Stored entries
====================

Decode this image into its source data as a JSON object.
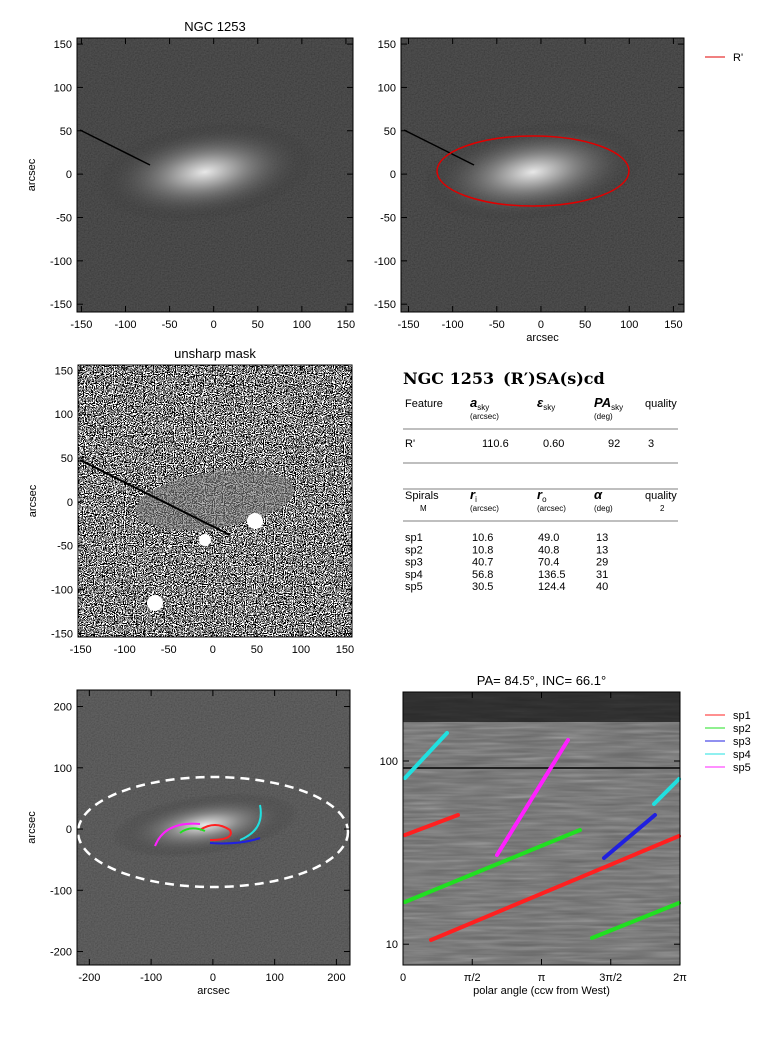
{
  "panels": [
    {
      "title": "NGC 1253",
      "ylabel": "arcsec",
      "xlim": [
        -155,
        158
      ],
      "ylim": [
        -159,
        157
      ],
      "xticks": [
        -150,
        -100,
        -50,
        0,
        50,
        100,
        150
      ],
      "yticks": [
        -150,
        -100,
        -50,
        0,
        50,
        100,
        150
      ]
    },
    {
      "xlabel": "arcsec",
      "xlim": [
        -158.5,
        162
      ],
      "ylim": [
        -159,
        157
      ],
      "xticks": [
        -150,
        -100,
        -50,
        0,
        50,
        100,
        150
      ],
      "yticks": [
        -150,
        -100,
        -50,
        0,
        50,
        100,
        150
      ],
      "legend": [
        {
          "name": "R'",
          "color": "#e00000"
        }
      ]
    },
    {
      "title": "unsharp mask",
      "ylabel": "arcsec",
      "xlim": [
        -153,
        158
      ],
      "ylim": [
        -154,
        156
      ],
      "xticks": [
        -150,
        -100,
        -50,
        0,
        50,
        100,
        150
      ],
      "yticks": [
        -150,
        -100,
        -50,
        0,
        50,
        100,
        150
      ]
    },
    {
      "xlabel": "arcsec",
      "ylabel": "arcsec",
      "xlim": [
        -220,
        222
      ],
      "ylim": [
        -222,
        227
      ],
      "xticks": [
        -200,
        -100,
        0,
        100,
        200
      ],
      "yticks": [
        -200,
        -100,
        0,
        100,
        200
      ]
    },
    {
      "title": "PA= 84.5°, INC= 66.1°",
      "xlabel": "polar angle (ccw from West)",
      "log_y": true,
      "xlim": [
        0,
        6.2832
      ],
      "ylim": [
        7.7,
        238
      ],
      "xticks": [
        0,
        {
          "value": 1.5708,
          "label": "π/2"
        },
        {
          "value": 3.1416,
          "label": "π"
        },
        {
          "value": 4.7124,
          "label": "3π/2"
        },
        {
          "value": 6.2832,
          "label": "2π"
        }
      ],
      "yticks": [
        10,
        100
      ],
      "legend": [
        {
          "name": "sp1",
          "color": "#ff2020"
        },
        {
          "name": "sp2",
          "color": "#20e020"
        },
        {
          "name": "sp3",
          "color": "#2020e0"
        },
        {
          "name": "sp4",
          "color": "#20e0e0"
        },
        {
          "name": "sp5",
          "color": "#ff20ff"
        }
      ]
    }
  ],
  "table": {
    "galaxy": "NGC 1253",
    "morphology": "(R′)SA(s)cd",
    "features": {
      "header": [
        {
          "text": "Feature"
        },
        {
          "main": "a",
          "sub": "sky",
          "unit": "(arcsec)"
        },
        {
          "main": "ε",
          "sub": "sky"
        },
        {
          "main": "PA",
          "sub": "sky",
          "unit": "(deg)"
        },
        {
          "text": "quality"
        }
      ],
      "rows": [
        [
          "R'",
          "110.6",
          "0.60",
          "92",
          "3"
        ]
      ]
    },
    "spirals": {
      "header": [
        {
          "text": "Spirals",
          "unit": "M"
        },
        {
          "main": "r",
          "sub": "i",
          "unit": "(arcsec)"
        },
        {
          "main": "r",
          "sub": "o",
          "unit": "(arcsec)"
        },
        {
          "main": "α",
          "unit": "(deg)"
        },
        {
          "text": "quality",
          "unit": "2"
        }
      ],
      "rows": [
        [
          "sp1",
          "10.6",
          "49.0",
          "13"
        ],
        [
          "sp2",
          "10.8",
          "40.8",
          "13"
        ],
        [
          "sp3",
          "40.7",
          "70.4",
          "29"
        ],
        [
          "sp4",
          "56.8",
          "136.5",
          "31"
        ],
        [
          "sp5",
          "30.5",
          "124.4",
          "40"
        ]
      ]
    }
  }
}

====================

**Problem statement**
Transcribe every line in the entries above, taking out only the images.

**Solution for this problem**
Decode this image into its source data as a JSON object.
{
  "panels": [
    {
      "title": "NGC 1253",
      "ylabel": "arcsec",
      "xlim": [
        -155,
        158
      ],
      "ylim": [
        -159,
        157
      ],
      "xticks": [
        -150,
        -100,
        -50,
        0,
        50,
        100,
        150
      ],
      "yticks": [
        -150,
        -100,
        -50,
        0,
        50,
        100,
        150
      ]
    },
    {
      "xlabel": "arcsec",
      "xlim": [
        -158.5,
        162
      ],
      "ylim": [
        -159,
        157
      ],
      "xticks": [
        -150,
        -100,
        -50,
        0,
        50,
        100,
        150
      ],
      "yticks": [
        -150,
        -100,
        -50,
        0,
        50,
        100,
        150
      ],
      "legend": [
        {
          "name": "R'",
          "color": "#e00000"
        }
      ]
    },
    {
      "title": "unsharp mask",
      "ylabel": "arcsec",
      "xlim": [
        -153,
        158
      ],
      "ylim": [
        -154,
        156
      ],
      "xticks": [
        -150,
        -100,
        -50,
        0,
        50,
        100,
        150
      ],
      "yticks": [
        -150,
        -100,
        -50,
        0,
        50,
        100,
        150
      ]
    },
    {
      "xlabel": "arcsec",
      "ylabel": "arcsec",
      "xlim": [
        -220,
        222
      ],
      "ylim": [
        -222,
        227
      ],
      "xticks": [
        -200,
        -100,
        0,
        100,
        200
      ],
      "yticks": [
        -200,
        -100,
        0,
        100,
        200
      ]
    },
    {
      "title": "PA= 84.5°, INC= 66.1°",
      "xlabel": "polar angle (ccw from West)",
      "log_y": true,
      "xlim": [
        0,
        6.2832
      ],
      "ylim": [
        7.7,
        238
      ],
      "xticks": [
        0,
        {
          "value": 1.5708,
          "label": "π/2"
        },
        {
          "value": 3.1416,
          "label": "π"
        },
        {
          "value": 4.7124,
          "label": "3π/2"
        },
        {
          "value": 6.2832,
          "label": "2π"
        }
      ],
      "yticks": [
        10,
        100
      ],
      "legend": [
        {
          "name": "sp1",
          "color": "#ff2020"
        },
        {
          "name": "sp2",
          "color": "#20e020"
        },
        {
          "name": "sp3",
          "color": "#2020e0"
        },
        {
          "name": "sp4",
          "color": "#20e0e0"
        },
        {
          "name": "sp5",
          "color": "#ff20ff"
        }
      ]
    }
  ],
  "table": {
    "galaxy": "NGC 1253",
    "morphology": "(R′)SA(s)cd",
    "features": {
      "header": [
        {
          "text": "Feature"
        },
        {
          "main": "a",
          "sub": "sky",
          "unit": "(arcsec)"
        },
        {
          "main": "ε",
          "sub": "sky"
        },
        {
          "main": "PA",
          "sub": "sky",
          "unit": "(deg)"
        },
        {
          "text": "quality"
        }
      ],
      "rows": [
        [
          "R'",
          "110.6",
          "0.60",
          "92",
          "3"
        ]
      ]
    },
    "spirals": {
      "header": [
        {
          "text": "Spirals",
          "unit": "M"
        },
        {
          "main": "r",
          "sub": "i",
          "unit": "(arcsec)"
        },
        {
          "main": "r",
          "sub": "o",
          "unit": "(arcsec)"
        },
        {
          "main": "α",
          "unit": "(deg)"
        },
        {
          "text": "quality",
          "unit": "2"
        }
      ],
      "rows": [
        [
          "sp1",
          "10.6",
          "49.0",
          "13"
        ],
        [
          "sp2",
          "10.8",
          "40.8",
          "13"
        ],
        [
          "sp3",
          "40.7",
          "70.4",
          "29"
        ],
        [
          "sp4",
          "56.8",
          "136.5",
          "31"
        ],
        [
          "sp5",
          "30.5",
          "124.4",
          "40"
        ]
      ]
    }
  }
}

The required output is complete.